(Stored data)
┄┄┄┄┄┄
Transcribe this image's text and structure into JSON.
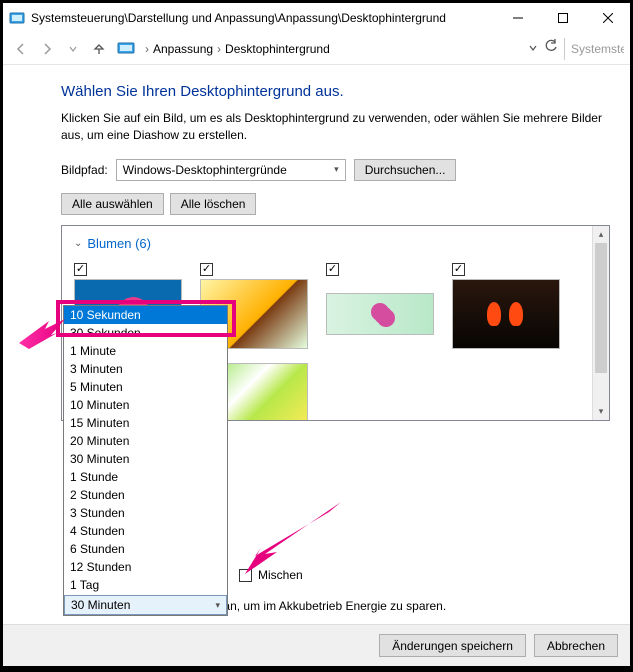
{
  "titlebar": {
    "title": "Systemsteuerung\\Darstellung und Anpassung\\Anpassung\\Desktophintergrund"
  },
  "breadcrumb": {
    "seg1": "Anpassung",
    "seg2": "Desktophintergrund"
  },
  "search": {
    "placeholder": "Systemste"
  },
  "page": {
    "title": "Wählen Sie Ihren Desktophintergrund aus.",
    "desc": "Klicken Sie auf ein Bild, um es als Desktophintergrund zu verwenden, oder wählen Sie mehrere Bilder aus, um eine Diashow zu erstellen."
  },
  "imagepath": {
    "label": "Bildpfad:",
    "value": "Windows-Desktophintergründe",
    "browse": "Durchsuchen..."
  },
  "toolbar": {
    "select_all": "Alle auswählen",
    "clear_all": "Alle löschen"
  },
  "group": {
    "header": "Blumen (6)"
  },
  "interval": {
    "options": [
      "10 Sekunden",
      "30 Sekunden",
      "1 Minute",
      "3 Minuten",
      "5 Minuten",
      "10 Minuten",
      "15 Minuten",
      "20 Minuten",
      "30 Minuten",
      "1 Stunde",
      "2 Stunden",
      "3 Stunden",
      "4 Stunden",
      "6 Stunden",
      "12 Stunden",
      "1 Tag"
    ],
    "selected": "30 Minuten"
  },
  "shuffle": {
    "label": "Mischen"
  },
  "energy": {
    "label": "Halten Sie die Diashow an, um im Akkubetrieb Energie zu sparen."
  },
  "footer": {
    "save": "Änderungen speichern",
    "cancel": "Abbrechen"
  }
}
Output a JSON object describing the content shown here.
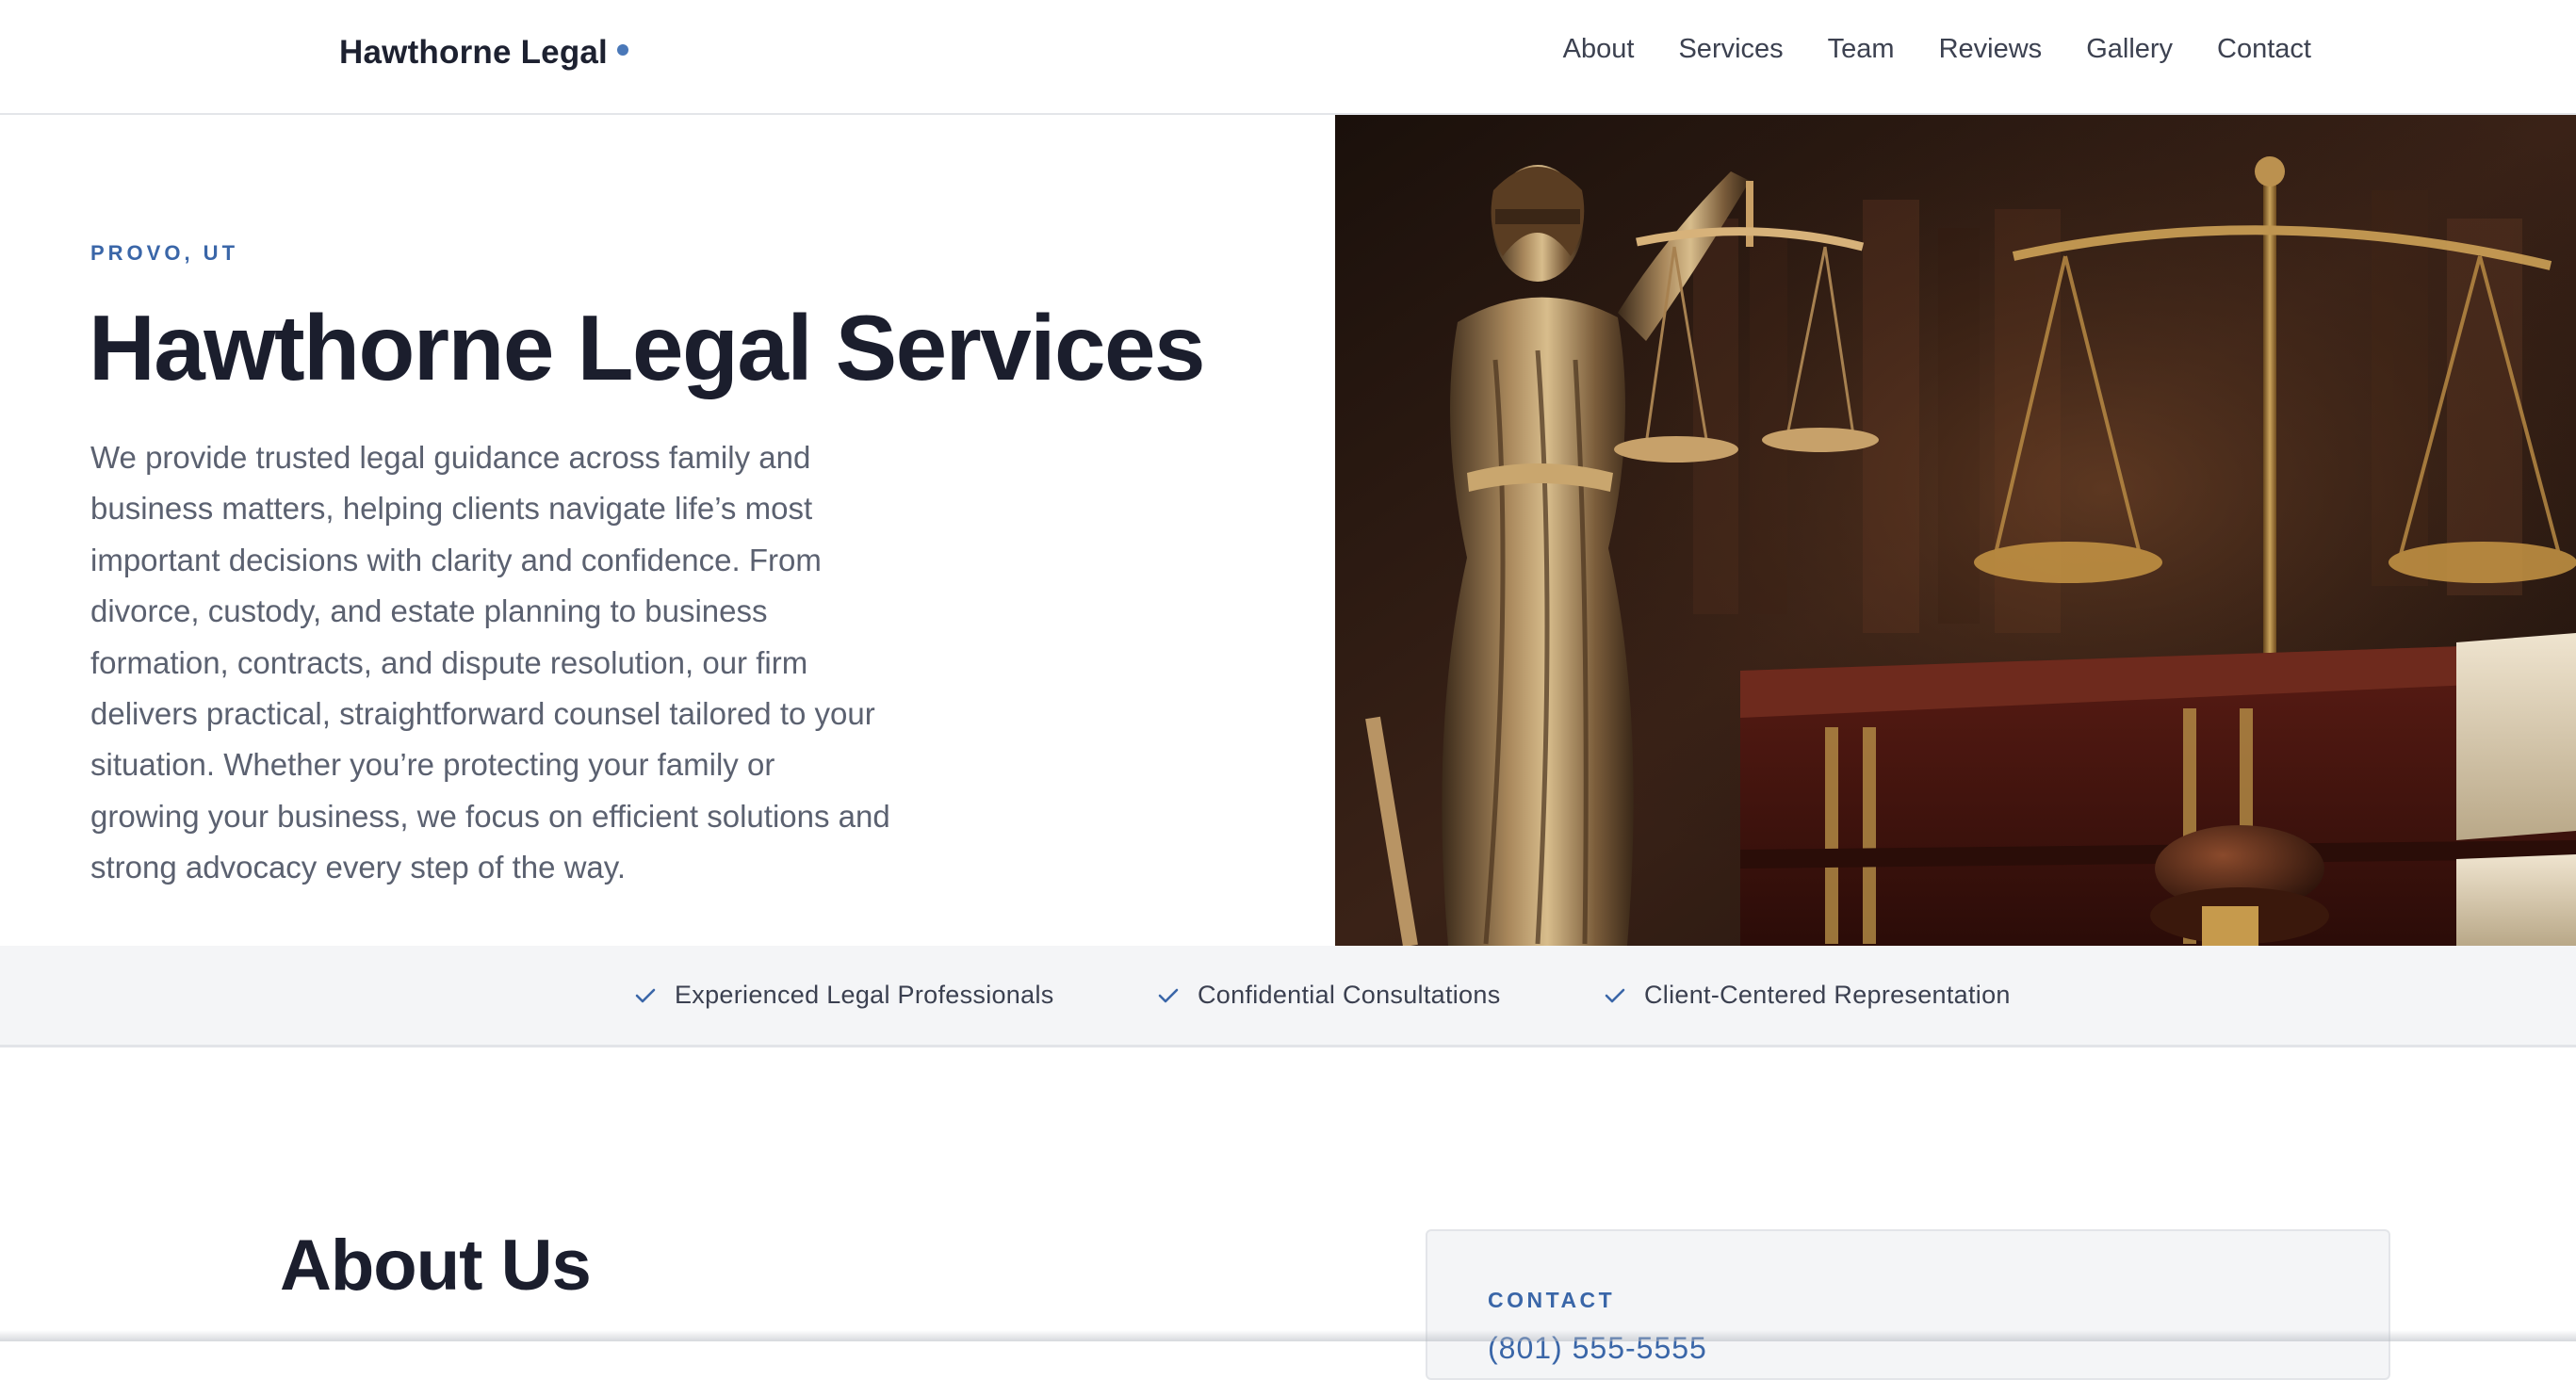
{
  "header": {
    "brand": "Hawthorne Legal",
    "nav": [
      "About",
      "Services",
      "Team",
      "Reviews",
      "Gallery",
      "Contact"
    ]
  },
  "hero": {
    "eyebrow": "PROVO, UT",
    "title": "Hawthorne Legal Services",
    "description": "We provide trusted legal guidance across family and business matters, helping clients navigate life’s most important decisions with clarity and confidence. From divorce, custody, and estate planning to business formation, contracts, and dispute resolution, our firm delivers practical, straightforward counsel tailored to your situation. Whether you’re protecting your family or growing your business, we focus on efficient solutions and strong advocacy every step of the way."
  },
  "features": [
    "Experienced Legal Professionals",
    "Confidential Consultations",
    "Client-Centered Representation"
  ],
  "about": {
    "title": "About Us"
  },
  "contact": {
    "label": "CONTACT",
    "phone": "(801) 555-5555"
  },
  "colors": {
    "accent": "#3a66a8",
    "heading": "#1b1e2d",
    "body_text": "#5b6170",
    "band_bg": "#f4f5f7"
  },
  "icons": [
    "check-icon",
    "brand-dot-icon"
  ]
}
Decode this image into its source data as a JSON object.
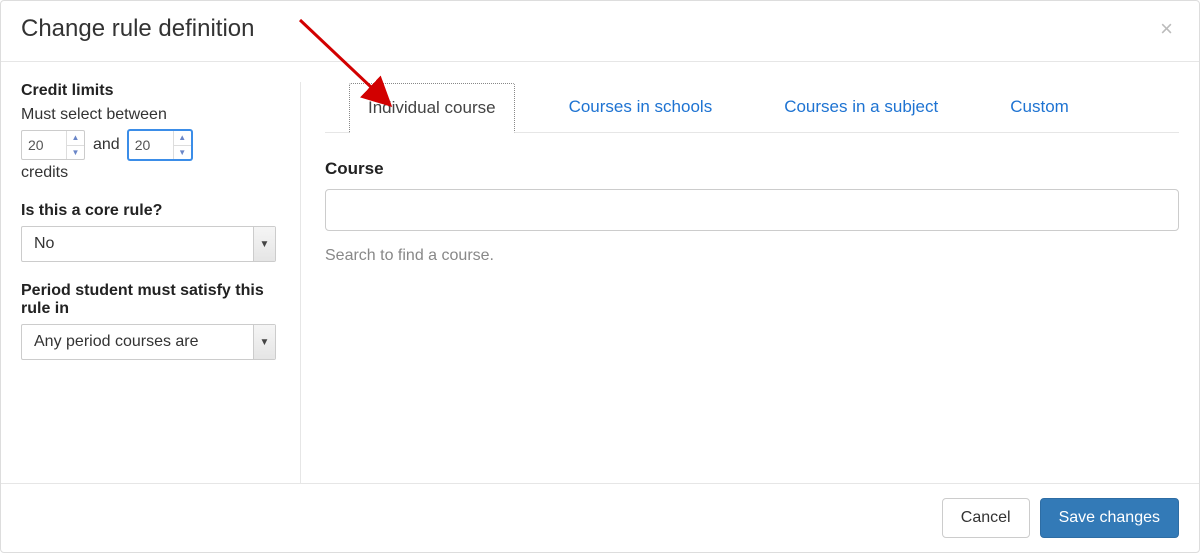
{
  "dialog": {
    "title": "Change rule definition"
  },
  "sidebar": {
    "credit_limits_label": "Credit limits",
    "must_select_label": "Must select between",
    "min_credits": "20",
    "and_text": "and",
    "max_credits": "20",
    "credits_suffix": "credits",
    "core_rule_label": "Is this a core rule?",
    "core_rule_value": "No",
    "period_label": "Period student must satisfy this rule in",
    "period_value": "Any period courses are"
  },
  "tabs": {
    "individual": "Individual course",
    "schools": "Courses in schools",
    "subject": "Courses in a subject",
    "custom": "Custom"
  },
  "course": {
    "label": "Course",
    "value": "",
    "hint": "Search to find a course."
  },
  "footer": {
    "cancel": "Cancel",
    "save": "Save changes"
  }
}
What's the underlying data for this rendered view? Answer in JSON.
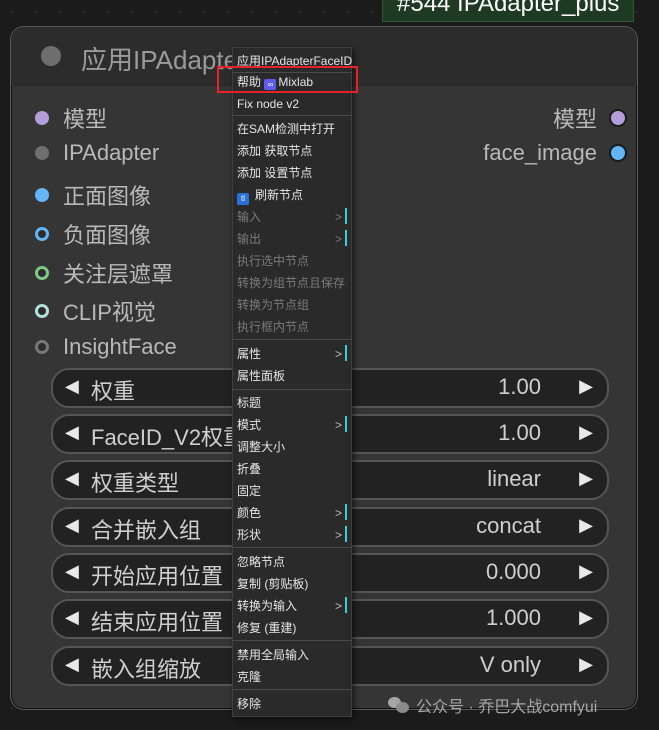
┄┄┄┄┄┄
**AIM OF THE EXERCISE:** Repeat the material exactly as it reads, without any of its pictures.

**RESPONSE BELOW:**
Transcribe this image's text and structure into JSON.
{
  "titlebar": {
    "title": "Systemsteuerung\\Darstellung und Anpassung\\Anpassung\\Desktophintergrund"
  },
  "breadcrumb": {
    "seg1": "Anpassung",
    "seg2": "Desktophintergrund"
  },
  "search": {
    "placeholder": "Systemste"
  },
  "page": {
    "title": "Wählen Sie Ihren Desktophintergrund aus.",
    "desc": "Klicken Sie auf ein Bild, um es als Desktophintergrund zu verwenden, oder wählen Sie mehrere Bilder aus, um eine Diashow zu erstellen."
  },
  "imagepath": {
    "label": "Bildpfad:",
    "value": "Windows-Desktophintergründe",
    "browse": "Durchsuchen..."
  },
  "toolbar": {
    "select_all": "Alle auswählen",
    "clear_all": "Alle löschen"
  },
  "group": {
    "header": "Blumen (6)"
  },
  "interval": {
    "options": [
      "10 Sekunden",
      "30 Sekunden",
      "1 Minute",
      "3 Minuten",
      "5 Minuten",
      "10 Minuten",
      "15 Minuten",
      "20 Minuten",
      "30 Minuten",
      "1 Stunde",
      "2 Stunden",
      "3 Stunden",
      "4 Stunden",
      "6 Stunden",
      "12 Stunden",
      "1 Tag"
    ],
    "selected": "30 Minuten"
  },
  "shuffle": {
    "label": "Mischen"
  },
  "energy": {
    "label": "Halten Sie die Diashow an, um im Akkubetrieb Energie zu sparen."
  },
  "footer": {
    "save": "Änderungen speichern",
    "cancel": "Abbrechen"
  }
}
Output a JSON object describing the content shown here.
{
  "header": {
    "brand": "Hawthorne Legal",
    "nav": [
      "About",
      "Services",
      "Team",
      "Reviews",
      "Gallery",
      "Contact"
    ]
  },
  "hero": {
    "eyebrow": "PROVO, UT",
    "title": "Hawthorne Legal Services",
    "description": "We provide trusted legal guidance across family and business matters, helping clients navigate life’s most important decisions with clarity and confidence. From divorce, custody, and estate planning to business formation, contracts, and dispute resolution, our firm delivers practical, straightforward counsel tailored to your situation. Whether you’re protecting your family or growing your business, we focus on efficient solutions and strong advocacy every step of the way."
  },
  "features": [
    "Experienced Legal Professionals",
    "Confidential Consultations",
    "Client-Centered Representation"
  ],
  "about": {
    "title": "About Us"
  },
  "contact": {
    "label": "CONTACT",
    "phone": "(801) 555-5555"
  },
  "colors": {
    "accent": "#3a66a8",
    "heading": "#1b1e2d",
    "body_text": "#5b6170",
    "band_bg": "#f4f5f7"
  },
  "icons": [
    "check-icon",
    "brand-dot-icon"
  ]
}
Decode this image into its source data as a JSON object.
{
  "dialog": {
    "title": "Change rule definition"
  },
  "sidebar": {
    "credit_limits_label": "Credit limits",
    "must_select_label": "Must select between",
    "min_credits": "20",
    "and_text": "and",
    "max_credits": "20",
    "credits_suffix": "credits",
    "core_rule_label": "Is this a core rule?",
    "core_rule_value": "No",
    "period_label": "Period student must satisfy this rule in",
    "period_value": "Any period courses are"
  },
  "tabs": {
    "individual": "Individual course",
    "schools": "Courses in schools",
    "subject": "Courses in a subject",
    "custom": "Custom"
  },
  "course": {
    "label": "Course",
    "value": "",
    "hint": "Search to find a course."
  },
  "footer": {
    "cancel": "Cancel",
    "save": "Save changes"
  }
}
What's the underlying data for this rendered view? Answer in JSON.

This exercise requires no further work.